▶ _Material supplied_
-- Start --

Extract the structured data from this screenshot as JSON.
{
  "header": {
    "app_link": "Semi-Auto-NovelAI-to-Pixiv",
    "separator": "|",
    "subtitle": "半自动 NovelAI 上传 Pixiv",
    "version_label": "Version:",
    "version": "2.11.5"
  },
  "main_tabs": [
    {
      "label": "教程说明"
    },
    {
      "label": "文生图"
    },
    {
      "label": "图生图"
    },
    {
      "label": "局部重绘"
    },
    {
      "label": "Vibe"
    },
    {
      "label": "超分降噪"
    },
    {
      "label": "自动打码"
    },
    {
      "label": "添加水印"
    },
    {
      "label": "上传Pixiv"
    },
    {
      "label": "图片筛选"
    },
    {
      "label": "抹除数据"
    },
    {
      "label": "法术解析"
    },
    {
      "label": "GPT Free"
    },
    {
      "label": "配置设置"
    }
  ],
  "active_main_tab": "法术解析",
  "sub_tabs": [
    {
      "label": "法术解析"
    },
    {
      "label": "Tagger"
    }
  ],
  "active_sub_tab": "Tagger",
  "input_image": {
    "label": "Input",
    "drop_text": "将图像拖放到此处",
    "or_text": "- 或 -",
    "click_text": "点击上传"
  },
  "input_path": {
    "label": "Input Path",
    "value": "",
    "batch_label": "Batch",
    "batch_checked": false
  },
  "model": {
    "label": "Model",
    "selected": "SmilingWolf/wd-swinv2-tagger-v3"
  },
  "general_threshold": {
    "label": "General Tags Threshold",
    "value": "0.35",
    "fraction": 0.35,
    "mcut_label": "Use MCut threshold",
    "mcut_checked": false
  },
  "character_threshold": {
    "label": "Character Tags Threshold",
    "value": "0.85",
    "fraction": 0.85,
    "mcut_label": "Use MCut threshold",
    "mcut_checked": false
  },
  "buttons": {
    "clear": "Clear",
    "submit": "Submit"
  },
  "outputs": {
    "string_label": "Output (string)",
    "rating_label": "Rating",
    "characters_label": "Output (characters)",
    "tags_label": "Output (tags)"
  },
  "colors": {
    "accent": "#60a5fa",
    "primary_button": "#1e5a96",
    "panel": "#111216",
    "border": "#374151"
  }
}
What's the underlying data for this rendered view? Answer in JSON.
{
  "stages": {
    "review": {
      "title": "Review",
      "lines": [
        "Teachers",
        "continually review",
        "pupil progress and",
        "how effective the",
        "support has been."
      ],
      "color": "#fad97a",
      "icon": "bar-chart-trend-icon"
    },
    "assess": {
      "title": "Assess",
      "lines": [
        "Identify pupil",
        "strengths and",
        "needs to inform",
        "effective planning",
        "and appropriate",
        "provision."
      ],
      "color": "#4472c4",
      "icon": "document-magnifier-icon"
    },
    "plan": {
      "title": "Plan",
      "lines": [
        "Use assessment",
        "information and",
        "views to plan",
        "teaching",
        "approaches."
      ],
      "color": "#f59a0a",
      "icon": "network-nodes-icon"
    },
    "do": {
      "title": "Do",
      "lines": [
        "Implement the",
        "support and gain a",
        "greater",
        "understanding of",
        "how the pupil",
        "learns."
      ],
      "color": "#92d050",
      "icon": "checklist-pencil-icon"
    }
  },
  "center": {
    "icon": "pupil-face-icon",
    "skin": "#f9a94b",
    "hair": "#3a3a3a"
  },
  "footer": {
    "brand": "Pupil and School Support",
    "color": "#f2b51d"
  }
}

-- End --

▶ _Given problem_
Repeat the listing in full, keeping every line exactly as it is.

▶ _Result of the task_
Extract the structured data from this screenshot as JSON.
{
  "header": {
    "app_link": "Semi-Auto-NovelAI-to-Pixiv",
    "separator": "|",
    "subtitle": "半自动 NovelAI 上传 Pixiv",
    "version_label": "Version:",
    "version": "2.11.5"
  },
  "main_tabs": [
    {
      "label": "教程说明"
    },
    {
      "label": "文生图"
    },
    {
      "label": "图生图"
    },
    {
      "label": "局部重绘"
    },
    {
      "label": "Vibe"
    },
    {
      "label": "超分降噪"
    },
    {
      "label": "自动打码"
    },
    {
      "label": "添加水印"
    },
    {
      "label": "上传Pixiv"
    },
    {
      "label": "图片筛选"
    },
    {
      "label": "抹除数据"
    },
    {
      "label": "法术解析"
    },
    {
      "label": "GPT Free"
    },
    {
      "label": "配置设置"
    }
  ],
  "active_main_tab": "法术解析",
  "sub_tabs": [
    {
      "label": "法术解析"
    },
    {
      "label": "Tagger"
    }
  ],
  "active_sub_tab": "Tagger",
  "input_image": {
    "label": "Input",
    "drop_text": "将图像拖放到此处",
    "or_text": "- 或 -",
    "click_text": "点击上传"
  },
  "input_path": {
    "label": "Input Path",
    "value": "",
    "batch_label": "Batch",
    "batch_checked": false
  },
  "model": {
    "label": "Model",
    "selected": "SmilingWolf/wd-swinv2-tagger-v3"
  },
  "general_threshold": {
    "label": "General Tags Threshold",
    "value": "0.35",
    "fraction": 0.35,
    "mcut_label": "Use MCut threshold",
    "mcut_checked": false
  },
  "character_threshold": {
    "label": "Character Tags Threshold",
    "value": "0.85",
    "fraction": 0.85,
    "mcut_label": "Use MCut threshold",
    "mcut_checked": false
  },
  "buttons": {
    "clear": "Clear",
    "submit": "Submit"
  },
  "outputs": {
    "string_label": "Output (string)",
    "rating_label": "Rating",
    "characters_label": "Output (characters)",
    "tags_label": "Output (tags)"
  },
  "colors": {
    "accent": "#60a5fa",
    "primary_button": "#1e5a96",
    "panel": "#111216",
    "border": "#374151"
  }
}
What's the underlying data for this rendered view? Answer in JSON.
{
  "stages": {
    "review": {
      "title": "Review",
      "lines": [
        "Teachers",
        "continually review",
        "pupil progress and",
        "how effective the",
        "support has been."
      ],
      "color": "#fad97a",
      "icon": "bar-chart-trend-icon"
    },
    "assess": {
      "title": "Assess",
      "lines": [
        "Identify pupil",
        "strengths and",
        "needs to inform",
        "effective planning",
        "and appropriate",
        "provision."
      ],
      "color": "#4472c4",
      "icon": "document-magnifier-icon"
    },
    "plan": {
      "title": "Plan",
      "lines": [
        "Use assessment",
        "information and",
        "views to plan",
        "teaching",
        "approaches."
      ],
      "color": "#f59a0a",
      "icon": "network-nodes-icon"
    },
    "do": {
      "title": "Do",
      "lines": [
        "Implement the",
        "support and gain a",
        "greater",
        "understanding of",
        "how the pupil",
        "learns."
      ],
      "color": "#92d050",
      "icon": "checklist-pencil-icon"
    }
  },
  "center": {
    "icon": "pupil-face-icon",
    "skin": "#f9a94b",
    "hair": "#3a3a3a"
  },
  "footer": {
    "brand": "Pupil and School Support",
    "color": "#f2b51d"
  }
}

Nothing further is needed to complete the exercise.